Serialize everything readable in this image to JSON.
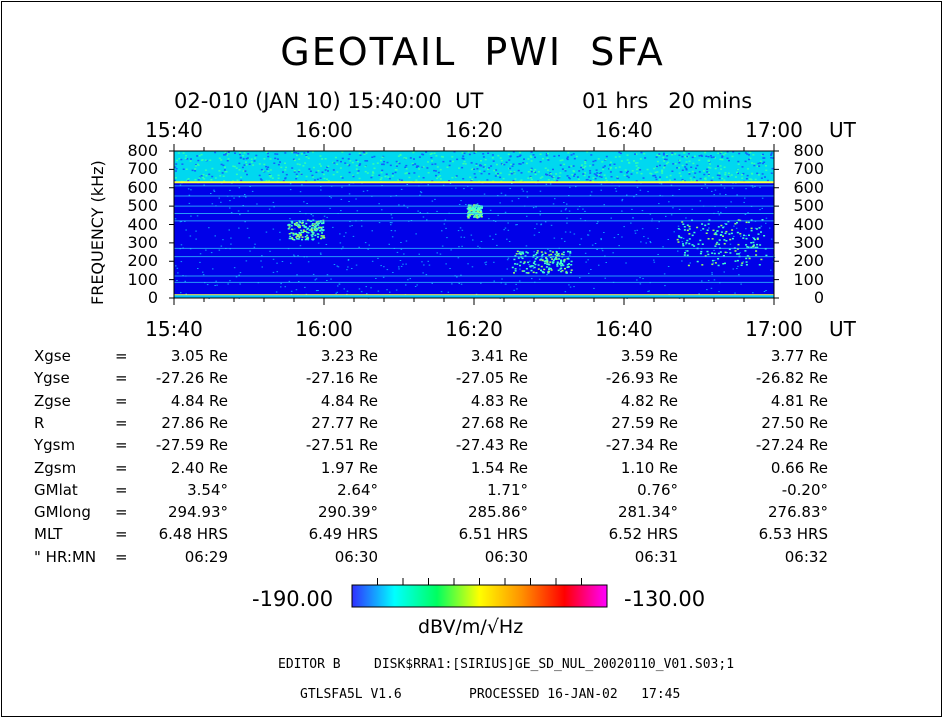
{
  "chart_data": {
    "type": "heatmap",
    "title": "GEOTAIL  PWI  SFA",
    "subtitle": {
      "date": "02-010 (JAN 10) 15:40:00  UT",
      "duration": "01 hrs   20 mins"
    },
    "time_ticks": [
      "15:40",
      "16:00",
      "16:20",
      "16:40",
      "17:00"
    ],
    "time_unit": "UT",
    "xlim": [
      0,
      80
    ],
    "y_ticks": [
      "800",
      "700",
      "600",
      "500",
      "400",
      "300",
      "200",
      "100",
      "0"
    ],
    "ylabel": "FREQUENCY (kHz)",
    "ylim": [
      0,
      800
    ],
    "colorbar": {
      "min": "-190.00",
      "max": "-130.00",
      "unit": "dBV/m/√Hz"
    },
    "features": {
      "background_level": "blue",
      "upper_band": {
        "from_khz": 630,
        "to_khz": 800,
        "level": "cyan"
      },
      "horizontal_lines_khz": [
        630,
        610,
        555,
        500,
        460,
        420,
        270,
        225,
        120,
        85,
        15
      ],
      "emission_patches": [
        {
          "t_min": 45,
          "t_max": 53,
          "khz_min": 140,
          "khz_max": 260
        },
        {
          "t_min": 67,
          "t_max": 79,
          "khz_min": 180,
          "khz_max": 430
        },
        {
          "t_min": 15,
          "t_max": 20,
          "khz_min": 320,
          "khz_max": 430
        },
        {
          "t_min": 39,
          "t_max": 41,
          "khz_min": 440,
          "khz_max": 510
        }
      ]
    }
  },
  "params": {
    "rows": [
      {
        "label": "Xgse",
        "sep": "=",
        "values": [
          "3.05 Re",
          "3.23 Re",
          "3.41 Re",
          "3.59 Re",
          "3.77 Re"
        ]
      },
      {
        "label": "Ygse",
        "sep": "=",
        "values": [
          "-27.26 Re",
          "-27.16 Re",
          "-27.05 Re",
          "-26.93 Re",
          "-26.82 Re"
        ]
      },
      {
        "label": "Zgse",
        "sep": "=",
        "values": [
          "4.84 Re",
          "4.84 Re",
          "4.83 Re",
          "4.82 Re",
          "4.81 Re"
        ]
      },
      {
        "label": "R",
        "sep": "=",
        "values": [
          "27.86 Re",
          "27.77 Re",
          "27.68 Re",
          "27.59 Re",
          "27.50 Re"
        ]
      },
      {
        "label": "Ygsm",
        "sep": "=",
        "values": [
          "-27.59 Re",
          "-27.51 Re",
          "-27.43 Re",
          "-27.34 Re",
          "-27.24 Re"
        ]
      },
      {
        "label": "Zgsm",
        "sep": "=",
        "values": [
          "2.40 Re",
          "1.97 Re",
          "1.54 Re",
          "1.10 Re",
          "0.66 Re"
        ]
      },
      {
        "label": "GMlat",
        "sep": "=",
        "values": [
          "3.54°",
          "2.64°",
          "1.71°",
          "0.76°",
          "-0.20°"
        ]
      },
      {
        "label": "GMlong",
        "sep": "=",
        "values": [
          "294.93°",
          "290.39°",
          "285.86°",
          "281.34°",
          "276.83°"
        ]
      },
      {
        "label": "MLT",
        "sep": "=",
        "values": [
          "6.48 HRS",
          "6.49 HRS",
          "6.51 HRS",
          "6.52 HRS",
          "6.53 HRS"
        ]
      },
      {
        "label": "\" HR:MN",
        "sep": "=",
        "values": [
          "06:29",
          "06:30",
          "06:30",
          "06:31",
          "06:32"
        ]
      }
    ]
  },
  "footer": {
    "editor": "EDITOR B",
    "file": "DISK$RRA1:[SIRIUS]GE_SD_NUL_20020110_V01.S03;1",
    "program": "GTLSFA5L V1.6",
    "processed": "PROCESSED 16-JAN-02   17:45"
  },
  "colors": {
    "background": "#0000e8",
    "upper": "#00d8f0",
    "line": "#ffff40",
    "colorbar": [
      "#3030ff",
      "#00ffff",
      "#00ff60",
      "#ffff00",
      "#ff9000",
      "#ff0000",
      "#ff00ff"
    ]
  }
}
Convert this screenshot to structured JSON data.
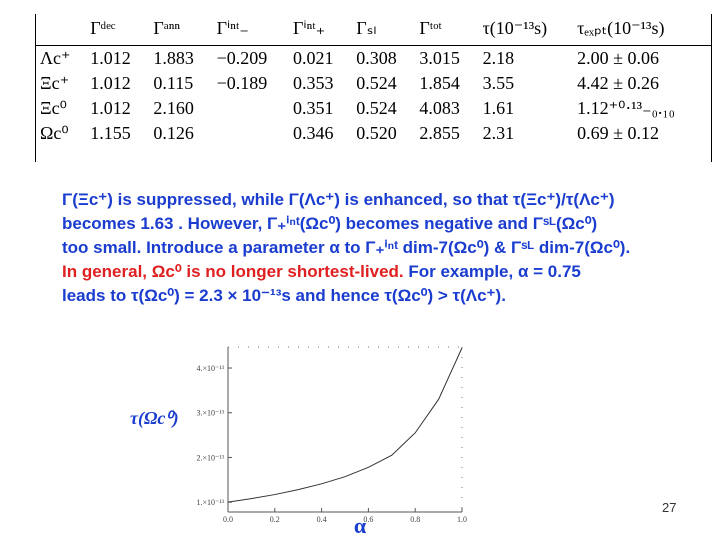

+ + + +

Exercise requirements: Report only a number: how many lines in the material above contain the string "this".

Task response: 2